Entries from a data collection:

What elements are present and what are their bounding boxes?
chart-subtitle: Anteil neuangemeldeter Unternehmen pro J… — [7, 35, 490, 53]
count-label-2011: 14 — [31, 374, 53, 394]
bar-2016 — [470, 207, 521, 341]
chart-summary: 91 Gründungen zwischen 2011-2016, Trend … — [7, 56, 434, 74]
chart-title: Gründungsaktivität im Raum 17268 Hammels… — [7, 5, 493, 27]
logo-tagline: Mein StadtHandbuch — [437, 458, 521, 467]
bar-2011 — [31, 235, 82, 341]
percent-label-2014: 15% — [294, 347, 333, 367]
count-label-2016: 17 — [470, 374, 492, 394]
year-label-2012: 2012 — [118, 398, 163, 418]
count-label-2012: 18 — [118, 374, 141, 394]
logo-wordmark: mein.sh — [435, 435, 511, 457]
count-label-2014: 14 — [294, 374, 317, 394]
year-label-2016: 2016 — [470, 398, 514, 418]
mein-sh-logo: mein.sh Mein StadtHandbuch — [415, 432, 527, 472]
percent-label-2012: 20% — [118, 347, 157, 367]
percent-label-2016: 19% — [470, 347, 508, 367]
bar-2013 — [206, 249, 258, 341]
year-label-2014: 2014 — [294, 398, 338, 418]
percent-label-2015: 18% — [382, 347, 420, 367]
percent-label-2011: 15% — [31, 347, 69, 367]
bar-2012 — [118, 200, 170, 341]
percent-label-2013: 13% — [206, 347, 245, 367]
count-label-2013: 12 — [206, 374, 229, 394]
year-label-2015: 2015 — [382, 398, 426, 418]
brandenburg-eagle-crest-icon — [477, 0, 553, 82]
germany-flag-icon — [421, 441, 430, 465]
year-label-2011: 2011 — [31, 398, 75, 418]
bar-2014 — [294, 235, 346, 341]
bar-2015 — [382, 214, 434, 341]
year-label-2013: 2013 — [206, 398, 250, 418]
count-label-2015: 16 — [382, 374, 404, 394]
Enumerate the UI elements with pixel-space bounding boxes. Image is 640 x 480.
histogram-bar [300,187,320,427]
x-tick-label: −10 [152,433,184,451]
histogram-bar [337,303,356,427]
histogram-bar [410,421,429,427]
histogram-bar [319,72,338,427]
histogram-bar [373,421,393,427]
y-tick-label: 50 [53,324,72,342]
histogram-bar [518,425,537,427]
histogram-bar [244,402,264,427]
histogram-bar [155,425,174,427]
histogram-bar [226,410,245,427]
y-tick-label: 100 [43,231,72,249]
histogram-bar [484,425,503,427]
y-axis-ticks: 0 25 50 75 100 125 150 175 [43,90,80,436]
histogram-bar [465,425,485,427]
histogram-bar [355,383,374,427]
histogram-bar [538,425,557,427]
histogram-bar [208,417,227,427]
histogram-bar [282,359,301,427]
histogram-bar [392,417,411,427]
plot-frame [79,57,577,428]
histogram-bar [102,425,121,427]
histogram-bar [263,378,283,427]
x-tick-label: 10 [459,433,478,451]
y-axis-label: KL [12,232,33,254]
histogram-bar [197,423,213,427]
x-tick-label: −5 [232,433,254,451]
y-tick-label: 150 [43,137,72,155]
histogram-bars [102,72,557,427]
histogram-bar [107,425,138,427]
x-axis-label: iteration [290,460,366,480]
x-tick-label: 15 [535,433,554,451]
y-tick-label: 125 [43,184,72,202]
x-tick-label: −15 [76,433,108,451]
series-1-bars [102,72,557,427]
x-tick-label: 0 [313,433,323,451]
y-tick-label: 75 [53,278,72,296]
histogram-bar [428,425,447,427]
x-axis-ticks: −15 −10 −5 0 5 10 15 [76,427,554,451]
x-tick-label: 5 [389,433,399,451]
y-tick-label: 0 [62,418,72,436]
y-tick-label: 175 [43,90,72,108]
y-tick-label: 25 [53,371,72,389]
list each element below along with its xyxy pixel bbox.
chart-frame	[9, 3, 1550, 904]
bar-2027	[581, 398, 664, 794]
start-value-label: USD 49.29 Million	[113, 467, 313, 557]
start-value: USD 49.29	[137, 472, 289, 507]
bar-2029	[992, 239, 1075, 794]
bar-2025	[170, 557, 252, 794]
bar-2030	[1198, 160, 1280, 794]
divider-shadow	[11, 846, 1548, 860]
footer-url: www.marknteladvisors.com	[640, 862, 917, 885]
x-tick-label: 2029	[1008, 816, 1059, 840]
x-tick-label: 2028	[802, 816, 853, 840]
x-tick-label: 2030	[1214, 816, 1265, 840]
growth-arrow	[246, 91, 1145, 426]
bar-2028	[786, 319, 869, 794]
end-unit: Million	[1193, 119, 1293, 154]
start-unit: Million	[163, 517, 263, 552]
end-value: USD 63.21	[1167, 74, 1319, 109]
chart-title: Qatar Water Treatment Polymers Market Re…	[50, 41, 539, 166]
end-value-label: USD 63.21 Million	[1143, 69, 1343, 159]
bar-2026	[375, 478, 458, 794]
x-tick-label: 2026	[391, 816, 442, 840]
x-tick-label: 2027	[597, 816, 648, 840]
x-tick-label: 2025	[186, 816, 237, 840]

Task brief: Can you quote every one of the entries above, line for line, without changing a single character?

Result for this task:
What elements are present and what are their bounding boxes?
chart-subtitle: Anteil neuangemeldeter Unternehmen pro J… — [7, 35, 490, 53]
count-label-2011: 14 — [31, 374, 53, 394]
bar-2016 — [470, 207, 521, 341]
chart-summary: 91 Gründungen zwischen 2011-2016, Trend … — [7, 56, 434, 74]
chart-title: Gründungsaktivität im Raum 17268 Hammels… — [7, 5, 493, 27]
logo-tagline: Mein StadtHandbuch — [437, 458, 521, 467]
bar-2011 — [31, 235, 82, 341]
percent-label-2014: 15% — [294, 347, 333, 367]
count-label-2016: 17 — [470, 374, 492, 394]
year-label-2012: 2012 — [118, 398, 163, 418]
count-label-2012: 18 — [118, 374, 141, 394]
logo-wordmark: mein.sh — [435, 435, 511, 457]
count-label-2014: 14 — [294, 374, 317, 394]
year-label-2016: 2016 — [470, 398, 514, 418]
mein-sh-logo: mein.sh Mein StadtHandbuch — [415, 432, 527, 472]
percent-label-2012: 20% — [118, 347, 157, 367]
percent-label-2016: 19% — [470, 347, 508, 367]
bar-2013 — [206, 249, 258, 341]
year-label-2014: 2014 — [294, 398, 338, 418]
percent-label-2015: 18% — [382, 347, 420, 367]
percent-label-2011: 15% — [31, 347, 69, 367]
bar-2012 — [118, 200, 170, 341]
percent-label-2013: 13% — [206, 347, 245, 367]
count-label-2013: 12 — [206, 374, 229, 394]
year-label-2015: 2015 — [382, 398, 426, 418]
brandenburg-eagle-crest-icon — [477, 0, 553, 82]
germany-flag-icon — [421, 441, 430, 465]
year-label-2011: 2011 — [31, 398, 75, 418]
bar-2014 — [294, 235, 346, 341]
bar-2015 — [382, 214, 434, 341]
year-label-2013: 2013 — [206, 398, 250, 418]
count-label-2015: 16 — [382, 374, 404, 394]
Enumerate the UI elements with pixel-space bounding boxes. Image is 640 x 480.
histogram-bar [300,187,320,427]
x-tick-label: −10 [152,433,184,451]
histogram-bar [337,303,356,427]
histogram-bar [410,421,429,427]
histogram-bar [319,72,338,427]
histogram-bar [373,421,393,427]
y-tick-label: 50 [53,324,72,342]
histogram-bar [518,425,537,427]
histogram-bar [244,402,264,427]
histogram-bar [155,425,174,427]
histogram-bar [226,410,245,427]
y-tick-label: 100 [43,231,72,249]
histogram-bar [484,425,503,427]
y-axis-ticks: 0 25 50 75 100 125 150 175 [43,90,80,436]
histogram-bar [465,425,485,427]
histogram-bar [355,383,374,427]
histogram-bar [538,425,557,427]
histogram-bar [208,417,227,427]
histogram-bar [282,359,301,427]
histogram-bar [392,417,411,427]
plot-frame [79,57,577,428]
histogram-bar [102,425,121,427]
histogram-bar [263,378,283,427]
x-tick-label: 10 [459,433,478,451]
y-axis-label: KL [12,232,33,254]
histogram-bar [197,423,213,427]
x-tick-label: −5 [232,433,254,451]
y-tick-label: 150 [43,137,72,155]
histogram-bars [102,72,557,427]
histogram-bar [107,425,138,427]
x-axis-label: iteration [290,460,366,480]
x-tick-label: 15 [535,433,554,451]
y-tick-label: 125 [43,184,72,202]
x-tick-label: −15 [76,433,108,451]
series-1-bars [102,72,557,427]
x-tick-label: 0 [313,433,323,451]
y-tick-label: 75 [53,278,72,296]
histogram-bar [428,425,447,427]
x-axis-ticks: −15 −10 −5 0 5 10 15 [76,427,554,451]
x-tick-label: 5 [389,433,399,451]
y-tick-label: 0 [62,418,72,436]
y-tick-label: 175 [43,90,72,108]
y-tick-label: 25 [53,371,72,389]
list each element below along with its xyxy pixel bbox.
chart-frame	[9, 3, 1550, 904]
bar-2027	[581, 398, 664, 794]
start-value-label: USD 49.29 Million	[113, 467, 313, 557]
start-value: USD 49.29	[137, 472, 289, 507]
bar-2029	[992, 239, 1075, 794]
bar-2025	[170, 557, 252, 794]
bar-2030	[1198, 160, 1280, 794]
divider-shadow	[11, 846, 1548, 860]
footer-url: www.marknteladvisors.com	[640, 862, 917, 885]
x-tick-label: 2029	[1008, 816, 1059, 840]
x-tick-label: 2028	[802, 816, 853, 840]
x-tick-label: 2030	[1214, 816, 1265, 840]
growth-arrow	[246, 91, 1145, 426]
bar-2028	[786, 319, 869, 794]
end-unit: Million	[1193, 119, 1293, 154]
start-unit: Million	[163, 517, 263, 552]
end-value: USD 63.21	[1167, 74, 1319, 109]
chart-title: Qatar Water Treatment Polymers Market Re…	[50, 41, 539, 166]
end-value-label: USD 63.21 Million	[1143, 69, 1343, 159]
bar-2026	[375, 478, 458, 794]
x-tick-label: 2026	[391, 816, 442, 840]
x-tick-label: 2027	[597, 816, 648, 840]
x-tick-label: 2025	[186, 816, 237, 840]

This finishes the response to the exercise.